SOURCE DOCUMENT
Let’s call this a hot money market. When bank and broker-dealer shares
stopped rallying yesterday, the broad market rally stopped. Then oil prices
started sinking again, and the equity market rally picked up steam. So,
hour-to-hour profit-taking (XLF short-covering and XLE selling to raise cash for
buying Industrials and Financials) seems to be the market driver rather than the
long-term commitment of new funds.
At the bell yesterday, the DJIA (+207.38 +1.85% to 11446.66), the S&P 500
(+14.95 +1.20% to 1260.31) and the NASDAQ Composite (+27.45 +1.20% to 2312.30)
rallied strongly again. The Toronto composite dropped -43.6 -0.32% to 13460.3,
mostly on the weakness in oils.
The winning sectors were Financials (XLF +4.3%, which followed a day of
+13.1%) and Industrials (XLI +2.8%). In the Financials, the Banks ($BKX +9.4%,
following a day of +17.3%) and Broker-Dealers ($XBD +6.6%, following a day of
+13.2%) were big winners again. Also, with another significant decline in oil
prices, the Airlines ($XAL +8.6%, following a day of +18.1%) rallied hard again.
The losing sectors, reflecting the commodity price pull-back in oils, were,
once again, Energy (XLE -1.6%) and Utilities (XLU -1.6%). This chart of XLE
shows the impact of lower oil prices. This one shows the three-day collapse in
the $WTIC (-5.14/bbl yesterday closing at 130.18, following -4.05/bbl and
-6.61/bbl losses in the previous two days. This loss of $15.60/bbl in three days
is unprecedented, which shows the degree of speculation in the market since
these price moves are not on account of new economic
data.

DATA EXTRACT
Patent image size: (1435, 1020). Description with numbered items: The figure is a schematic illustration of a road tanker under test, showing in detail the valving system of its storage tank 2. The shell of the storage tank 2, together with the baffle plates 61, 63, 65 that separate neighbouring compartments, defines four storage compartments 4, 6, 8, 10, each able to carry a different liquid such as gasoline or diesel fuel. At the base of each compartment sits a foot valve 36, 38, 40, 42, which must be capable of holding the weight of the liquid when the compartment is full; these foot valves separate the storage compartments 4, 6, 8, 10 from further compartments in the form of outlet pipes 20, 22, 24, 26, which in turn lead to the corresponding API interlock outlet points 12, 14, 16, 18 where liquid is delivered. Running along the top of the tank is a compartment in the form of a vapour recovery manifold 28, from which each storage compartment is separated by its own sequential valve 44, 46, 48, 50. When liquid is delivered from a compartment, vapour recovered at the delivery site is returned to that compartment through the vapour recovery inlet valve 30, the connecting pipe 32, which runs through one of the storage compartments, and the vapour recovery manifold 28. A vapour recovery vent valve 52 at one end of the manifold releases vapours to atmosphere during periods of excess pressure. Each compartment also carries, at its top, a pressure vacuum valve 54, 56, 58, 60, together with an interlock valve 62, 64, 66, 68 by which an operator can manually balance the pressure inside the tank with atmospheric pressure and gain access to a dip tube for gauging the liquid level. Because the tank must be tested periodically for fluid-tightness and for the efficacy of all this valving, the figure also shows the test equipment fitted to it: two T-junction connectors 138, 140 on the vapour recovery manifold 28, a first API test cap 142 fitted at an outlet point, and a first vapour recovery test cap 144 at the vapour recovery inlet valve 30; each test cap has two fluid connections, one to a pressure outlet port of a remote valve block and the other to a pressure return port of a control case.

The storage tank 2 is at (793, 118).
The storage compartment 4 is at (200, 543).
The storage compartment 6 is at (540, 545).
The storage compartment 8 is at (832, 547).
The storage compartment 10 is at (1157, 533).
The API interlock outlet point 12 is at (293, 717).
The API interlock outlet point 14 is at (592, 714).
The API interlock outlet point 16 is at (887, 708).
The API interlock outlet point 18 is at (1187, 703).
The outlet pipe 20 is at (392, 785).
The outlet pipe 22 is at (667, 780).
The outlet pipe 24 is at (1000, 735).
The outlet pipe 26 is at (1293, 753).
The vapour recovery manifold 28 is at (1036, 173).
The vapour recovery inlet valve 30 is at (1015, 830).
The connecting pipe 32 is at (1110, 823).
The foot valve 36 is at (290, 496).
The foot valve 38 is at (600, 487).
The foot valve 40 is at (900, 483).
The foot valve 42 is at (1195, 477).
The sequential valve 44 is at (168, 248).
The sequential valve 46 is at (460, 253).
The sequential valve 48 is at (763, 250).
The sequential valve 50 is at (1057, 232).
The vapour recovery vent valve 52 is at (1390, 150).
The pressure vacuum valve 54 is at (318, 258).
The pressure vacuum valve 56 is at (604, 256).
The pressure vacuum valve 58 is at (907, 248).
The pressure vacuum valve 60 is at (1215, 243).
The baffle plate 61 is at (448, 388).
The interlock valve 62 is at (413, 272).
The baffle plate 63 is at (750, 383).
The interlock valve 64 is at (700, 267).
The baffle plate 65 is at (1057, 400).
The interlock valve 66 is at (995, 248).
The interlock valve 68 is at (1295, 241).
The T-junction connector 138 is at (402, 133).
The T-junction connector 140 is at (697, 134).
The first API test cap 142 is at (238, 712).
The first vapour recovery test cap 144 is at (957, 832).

WORK INSTRUCTIONS
Answer these questions from the market commentary:
1. At what level did the S&P 500 close?
2. By what percentage did the Airlines ($XAL) rise?
3. Which two sectors were the losing sectors?

ANSWER FOR THE TASK
1. 1260.31
2. 8.6%
3. Energy (XLE) and Utilities (XLU)